Stated goal: Count every line where "сказал" occurs. Give the total alone.

------------------------------------------------------------

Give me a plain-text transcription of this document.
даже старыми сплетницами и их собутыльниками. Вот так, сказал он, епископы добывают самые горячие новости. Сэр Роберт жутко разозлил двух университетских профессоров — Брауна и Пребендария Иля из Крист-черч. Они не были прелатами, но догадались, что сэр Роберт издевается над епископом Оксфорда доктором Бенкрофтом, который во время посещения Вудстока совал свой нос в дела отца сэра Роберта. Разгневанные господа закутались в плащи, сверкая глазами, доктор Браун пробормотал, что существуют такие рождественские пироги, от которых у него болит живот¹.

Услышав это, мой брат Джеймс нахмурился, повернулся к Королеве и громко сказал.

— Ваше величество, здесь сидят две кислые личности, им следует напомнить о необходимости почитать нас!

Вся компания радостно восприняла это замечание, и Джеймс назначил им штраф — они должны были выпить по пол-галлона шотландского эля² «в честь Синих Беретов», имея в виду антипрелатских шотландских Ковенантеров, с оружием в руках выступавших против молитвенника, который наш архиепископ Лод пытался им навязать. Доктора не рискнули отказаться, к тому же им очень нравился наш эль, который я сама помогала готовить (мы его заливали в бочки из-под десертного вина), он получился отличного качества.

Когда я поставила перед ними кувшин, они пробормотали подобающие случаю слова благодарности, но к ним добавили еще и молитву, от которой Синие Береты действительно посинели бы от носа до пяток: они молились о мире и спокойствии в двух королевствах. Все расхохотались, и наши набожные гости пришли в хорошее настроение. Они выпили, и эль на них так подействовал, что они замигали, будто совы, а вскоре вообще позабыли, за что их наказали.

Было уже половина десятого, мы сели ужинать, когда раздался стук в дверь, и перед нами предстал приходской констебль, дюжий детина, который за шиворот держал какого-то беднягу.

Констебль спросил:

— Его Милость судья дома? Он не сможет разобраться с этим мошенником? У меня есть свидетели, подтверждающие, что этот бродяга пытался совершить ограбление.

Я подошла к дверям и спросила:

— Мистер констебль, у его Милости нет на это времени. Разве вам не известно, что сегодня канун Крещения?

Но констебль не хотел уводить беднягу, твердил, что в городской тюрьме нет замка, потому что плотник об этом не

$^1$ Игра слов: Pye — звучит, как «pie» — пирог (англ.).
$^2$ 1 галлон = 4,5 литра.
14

------------------------------------------------------------

Written answer: 2